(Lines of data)
________________________

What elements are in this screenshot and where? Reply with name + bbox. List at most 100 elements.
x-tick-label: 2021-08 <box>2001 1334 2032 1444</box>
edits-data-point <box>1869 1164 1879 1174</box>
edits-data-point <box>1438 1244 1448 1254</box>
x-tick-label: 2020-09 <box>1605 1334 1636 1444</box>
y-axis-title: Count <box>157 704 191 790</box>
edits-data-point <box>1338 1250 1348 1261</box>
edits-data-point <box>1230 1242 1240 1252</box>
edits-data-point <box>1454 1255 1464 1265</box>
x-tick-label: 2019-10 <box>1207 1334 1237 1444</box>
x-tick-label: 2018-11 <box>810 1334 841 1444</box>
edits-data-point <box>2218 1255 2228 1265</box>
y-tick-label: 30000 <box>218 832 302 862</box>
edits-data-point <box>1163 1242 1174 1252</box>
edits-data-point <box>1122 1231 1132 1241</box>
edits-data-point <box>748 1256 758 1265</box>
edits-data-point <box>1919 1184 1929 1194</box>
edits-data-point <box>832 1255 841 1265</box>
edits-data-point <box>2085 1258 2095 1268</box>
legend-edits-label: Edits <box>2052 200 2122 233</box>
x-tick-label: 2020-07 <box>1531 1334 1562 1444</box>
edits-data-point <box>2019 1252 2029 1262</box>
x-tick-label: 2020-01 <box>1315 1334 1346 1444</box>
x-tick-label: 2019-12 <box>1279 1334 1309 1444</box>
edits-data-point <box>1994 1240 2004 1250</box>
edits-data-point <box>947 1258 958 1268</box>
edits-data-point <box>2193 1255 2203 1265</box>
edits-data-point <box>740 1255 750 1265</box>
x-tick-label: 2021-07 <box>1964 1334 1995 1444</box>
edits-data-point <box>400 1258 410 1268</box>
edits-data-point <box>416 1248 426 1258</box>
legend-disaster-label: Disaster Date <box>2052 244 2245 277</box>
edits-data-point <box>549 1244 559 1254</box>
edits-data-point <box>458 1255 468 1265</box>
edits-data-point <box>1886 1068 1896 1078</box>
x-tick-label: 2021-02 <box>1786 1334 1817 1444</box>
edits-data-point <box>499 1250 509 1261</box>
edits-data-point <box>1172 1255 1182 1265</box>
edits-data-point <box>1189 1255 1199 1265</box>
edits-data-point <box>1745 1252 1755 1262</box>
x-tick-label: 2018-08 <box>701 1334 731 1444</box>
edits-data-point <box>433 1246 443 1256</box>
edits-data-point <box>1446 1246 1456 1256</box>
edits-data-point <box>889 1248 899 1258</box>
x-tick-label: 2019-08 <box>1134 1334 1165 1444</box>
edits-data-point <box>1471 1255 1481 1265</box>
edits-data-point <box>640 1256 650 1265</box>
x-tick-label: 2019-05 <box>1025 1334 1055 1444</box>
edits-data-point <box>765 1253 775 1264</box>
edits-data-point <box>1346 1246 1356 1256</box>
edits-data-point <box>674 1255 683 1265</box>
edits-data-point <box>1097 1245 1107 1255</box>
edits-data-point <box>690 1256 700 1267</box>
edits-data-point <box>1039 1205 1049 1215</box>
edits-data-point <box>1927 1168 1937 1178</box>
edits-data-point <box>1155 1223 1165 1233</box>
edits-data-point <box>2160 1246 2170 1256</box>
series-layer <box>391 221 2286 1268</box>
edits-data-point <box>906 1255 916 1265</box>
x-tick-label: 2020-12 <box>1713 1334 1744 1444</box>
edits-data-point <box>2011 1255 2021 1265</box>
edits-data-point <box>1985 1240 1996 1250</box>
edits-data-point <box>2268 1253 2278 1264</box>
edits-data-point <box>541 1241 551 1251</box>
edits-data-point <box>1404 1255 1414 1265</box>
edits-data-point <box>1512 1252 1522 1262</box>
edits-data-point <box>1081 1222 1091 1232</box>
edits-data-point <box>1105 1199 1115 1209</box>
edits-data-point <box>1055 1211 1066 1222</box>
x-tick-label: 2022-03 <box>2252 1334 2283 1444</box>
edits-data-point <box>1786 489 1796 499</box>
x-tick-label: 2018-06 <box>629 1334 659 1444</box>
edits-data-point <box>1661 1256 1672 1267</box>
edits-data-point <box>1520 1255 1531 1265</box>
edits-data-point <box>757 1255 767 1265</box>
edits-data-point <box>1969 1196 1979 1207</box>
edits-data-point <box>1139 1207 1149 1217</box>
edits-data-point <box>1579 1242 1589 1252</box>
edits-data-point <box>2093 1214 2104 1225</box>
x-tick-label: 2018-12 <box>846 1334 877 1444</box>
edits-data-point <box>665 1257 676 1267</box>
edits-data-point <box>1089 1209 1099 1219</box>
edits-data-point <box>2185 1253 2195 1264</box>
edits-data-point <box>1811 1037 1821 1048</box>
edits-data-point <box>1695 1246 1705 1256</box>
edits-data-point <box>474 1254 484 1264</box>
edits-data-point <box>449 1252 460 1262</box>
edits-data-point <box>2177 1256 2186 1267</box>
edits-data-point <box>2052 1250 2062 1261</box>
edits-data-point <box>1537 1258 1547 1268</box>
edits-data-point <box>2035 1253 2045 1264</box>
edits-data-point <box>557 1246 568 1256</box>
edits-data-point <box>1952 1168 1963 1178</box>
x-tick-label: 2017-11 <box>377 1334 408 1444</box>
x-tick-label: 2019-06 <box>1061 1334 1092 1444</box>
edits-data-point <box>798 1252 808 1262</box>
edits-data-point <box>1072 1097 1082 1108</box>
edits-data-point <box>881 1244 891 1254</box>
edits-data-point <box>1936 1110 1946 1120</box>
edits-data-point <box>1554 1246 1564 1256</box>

________________________

● **Requirements**: Reproduce every line of the records above verbatim, with no changes.

● **Expected answer**:
What elements are in this screenshot and where? Reply with name + bbox. List at most 100 elements.
x-tick-label: 2021-08 <box>2001 1334 2032 1444</box>
edits-data-point <box>1869 1164 1879 1174</box>
edits-data-point <box>1438 1244 1448 1254</box>
x-tick-label: 2020-09 <box>1605 1334 1636 1444</box>
y-axis-title: Count <box>157 704 191 790</box>
edits-data-point <box>1338 1250 1348 1261</box>
edits-data-point <box>1230 1242 1240 1252</box>
edits-data-point <box>1454 1255 1464 1265</box>
x-tick-label: 2019-10 <box>1207 1334 1237 1444</box>
x-tick-label: 2018-11 <box>810 1334 841 1444</box>
edits-data-point <box>2218 1255 2228 1265</box>
y-tick-label: 30000 <box>218 832 302 862</box>
edits-data-point <box>1163 1242 1174 1252</box>
edits-data-point <box>1122 1231 1132 1241</box>
edits-data-point <box>748 1256 758 1265</box>
edits-data-point <box>1919 1184 1929 1194</box>
edits-data-point <box>832 1255 841 1265</box>
edits-data-point <box>2085 1258 2095 1268</box>
legend-edits-label: Edits <box>2052 200 2122 233</box>
x-tick-label: 2020-07 <box>1531 1334 1562 1444</box>
edits-data-point <box>2019 1252 2029 1262</box>
x-tick-label: 2020-01 <box>1315 1334 1346 1444</box>
x-tick-label: 2019-12 <box>1279 1334 1309 1444</box>
edits-data-point <box>1994 1240 2004 1250</box>
edits-data-point <box>947 1258 958 1268</box>
edits-data-point <box>2193 1255 2203 1265</box>
edits-data-point <box>740 1255 750 1265</box>
x-tick-label: 2021-07 <box>1964 1334 1995 1444</box>
edits-data-point <box>400 1258 410 1268</box>
edits-data-point <box>416 1248 426 1258</box>
legend-disaster-label: Disaster Date <box>2052 244 2245 277</box>
edits-data-point <box>549 1244 559 1254</box>
edits-data-point <box>458 1255 468 1265</box>
edits-data-point <box>1886 1068 1896 1078</box>
x-tick-label: 2021-02 <box>1786 1334 1817 1444</box>
edits-data-point <box>499 1250 509 1261</box>
edits-data-point <box>1172 1255 1182 1265</box>
edits-data-point <box>1189 1255 1199 1265</box>
edits-data-point <box>1745 1252 1755 1262</box>
x-tick-label: 2018-08 <box>701 1334 731 1444</box>
edits-data-point <box>433 1246 443 1256</box>
edits-data-point <box>1446 1246 1456 1256</box>
edits-data-point <box>889 1248 899 1258</box>
x-tick-label: 2019-08 <box>1134 1334 1165 1444</box>
edits-data-point <box>1471 1255 1481 1265</box>
edits-data-point <box>640 1256 650 1265</box>
x-tick-label: 2019-05 <box>1025 1334 1055 1444</box>
edits-data-point <box>765 1253 775 1264</box>
edits-data-point <box>1346 1246 1356 1256</box>
edits-data-point <box>674 1255 683 1265</box>
edits-data-point <box>1097 1245 1107 1255</box>
edits-data-point <box>690 1256 700 1267</box>
edits-data-point <box>1039 1205 1049 1215</box>
edits-data-point <box>1927 1168 1937 1178</box>
edits-data-point <box>1155 1223 1165 1233</box>
edits-data-point <box>2160 1246 2170 1256</box>
series-layer <box>391 221 2286 1268</box>
edits-data-point <box>906 1255 916 1265</box>
x-tick-label: 2020-12 <box>1713 1334 1744 1444</box>
edits-data-point <box>2011 1255 2021 1265</box>
edits-data-point <box>1985 1240 1996 1250</box>
edits-data-point <box>2268 1253 2278 1264</box>
edits-data-point <box>541 1241 551 1251</box>
edits-data-point <box>1404 1255 1414 1265</box>
edits-data-point <box>1512 1252 1522 1262</box>
edits-data-point <box>1081 1222 1091 1232</box>
edits-data-point <box>1105 1199 1115 1209</box>
edits-data-point <box>1055 1211 1066 1222</box>
x-tick-label: 2022-03 <box>2252 1334 2283 1444</box>
edits-data-point <box>1786 489 1796 499</box>
x-tick-label: 2018-06 <box>629 1334 659 1444</box>
edits-data-point <box>1661 1256 1672 1267</box>
edits-data-point <box>1520 1255 1531 1265</box>
edits-data-point <box>757 1255 767 1265</box>
edits-data-point <box>1969 1196 1979 1207</box>
edits-data-point <box>1139 1207 1149 1217</box>
edits-data-point <box>1579 1242 1589 1252</box>
edits-data-point <box>2093 1214 2104 1225</box>
x-tick-label: 2018-12 <box>846 1334 877 1444</box>
edits-data-point <box>665 1257 676 1267</box>
edits-data-point <box>1089 1209 1099 1219</box>
edits-data-point <box>2185 1253 2195 1264</box>
edits-data-point <box>1811 1037 1821 1048</box>
edits-data-point <box>1695 1246 1705 1256</box>
edits-data-point <box>474 1254 484 1264</box>
edits-data-point <box>449 1252 460 1262</box>
edits-data-point <box>2177 1256 2186 1267</box>
edits-data-point <box>2052 1250 2062 1261</box>
edits-data-point <box>1537 1258 1547 1268</box>
edits-data-point <box>2035 1253 2045 1264</box>
edits-data-point <box>557 1246 568 1256</box>
edits-data-point <box>1952 1168 1963 1178</box>
x-tick-label: 2017-11 <box>377 1334 408 1444</box>
x-tick-label: 2019-06 <box>1061 1334 1092 1444</box>
edits-data-point <box>798 1252 808 1262</box>
edits-data-point <box>1072 1097 1082 1108</box>
edits-data-point <box>881 1244 891 1254</box>
edits-data-point <box>1936 1110 1946 1120</box>
edits-data-point <box>1554 1246 1564 1256</box>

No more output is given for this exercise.